**Records for processing**
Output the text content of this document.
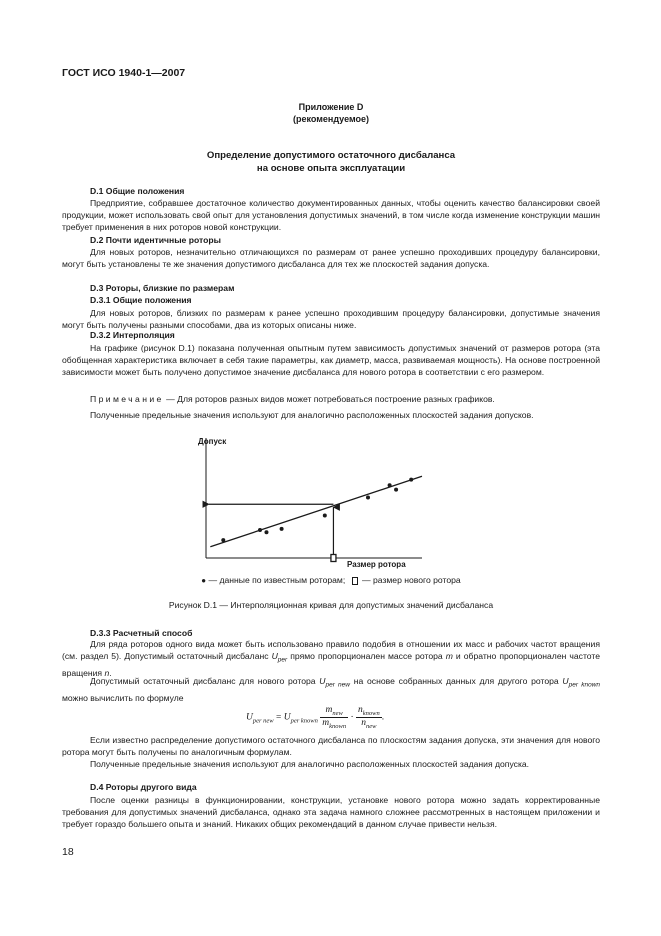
ГОСТ ИСО 1940-1—2007
Приложение D
(рекомендуемое)
Определение допустимого остаточного дисбаланса
на основе опыта эксплуатации
D.1 Общие положения

Предприятие, собравшее достаточное количество документированных данных, чтобы оценить качество балансировки своей продукции, может использовать свой опыт для установления допустимых значений, в том числе когда изменение конструкции машин требует применения в них роторов новой конструкции.

D.2 Почти идентичные роторы

Для новых роторов, незначительно отличающихся по размерам от ранее успешно проходивших процедуру балансировки, могут быть установлены те же значения допустимого дисбаланса для тех же плоскостей задания допуска.

D.3 Роторы, близкие по размерам
D.3.1 Общие положения

Для новых роторов, близких по размерам к ранее успешно проходившим процедуру балансировки, допустимые значения могут быть получены разными способами, два из которых описаны ниже.

D.3.2 Интерполяция

На графике (рисунок D.1) показана полученная опытным путем зависимость допустимых значений от размеров ротора (эта обобщенная характеристика включает в себя такие параметры, как диаметр, масса, развиваемая мощность). На основе построенной зависимости может быть получено допустимое значение дисбаланса для нового ротора в соответствии с его размером.

Примечание — Для роторов разных видов может потребоваться построение разных графиков.

Полученные предельные значения используют для аналогично расположенных плоскостей задания допусков.

Допуск
Размер ротора
● — данные по известным роторам; — размер нового ротора
Рисунок D.1 — Интерполяционная кривая для допустимых значений дисбаланса
D.3.3 Расчетный способ

Для ряда роторов одного вида может быть использовано правило подобия в отношении их масс и рабочих частот вращения (см. раздел 5). Допустимый остаточный дисбаланс $U_{per}$ прямо пропорционален массе ротора m и обратно пропорционален частоте вращения n.

Допустимый остаточный дисбаланс для нового ротора $U_{per new}$ на основе собранных данных для другого ротора $U_{per known}$ можно вычислить по формуле

$U_{per new} = U_{per known} \frac{m_{new}}{m_{known}} \cdot \frac{n_{known}}{n_{new}}$ .

Если известно распределение допустимого остаточного дисбаланса по плоскостям задания допуска, эти значения для нового ротора могут быть получены по аналогичным формулам.

Полученные предельные значения используют для аналогично расположенных плоскостей задания допуска.

D.4 Роторы другого вида

После оценки разницы в функционировании, конструкции, установке нового ротора можно задать корректированные требования для допустимых значений дисбаланса, однако эта задача намного сложнее рассмотренных в настоящем приложении и требует гораздо большего опыта и знаний. Никаких общих рекомендаций в данном случае привести нельзя.

18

**What is being asked**
Copy out each line of the material that holds the word "Полученные".

**Solution for this exercise**
Полученные предельные значения используют для аналогично расположенных плоскостей задания допусков.
Полученные предельные значения используют для аналогично расположенных плоскостей задания допуска.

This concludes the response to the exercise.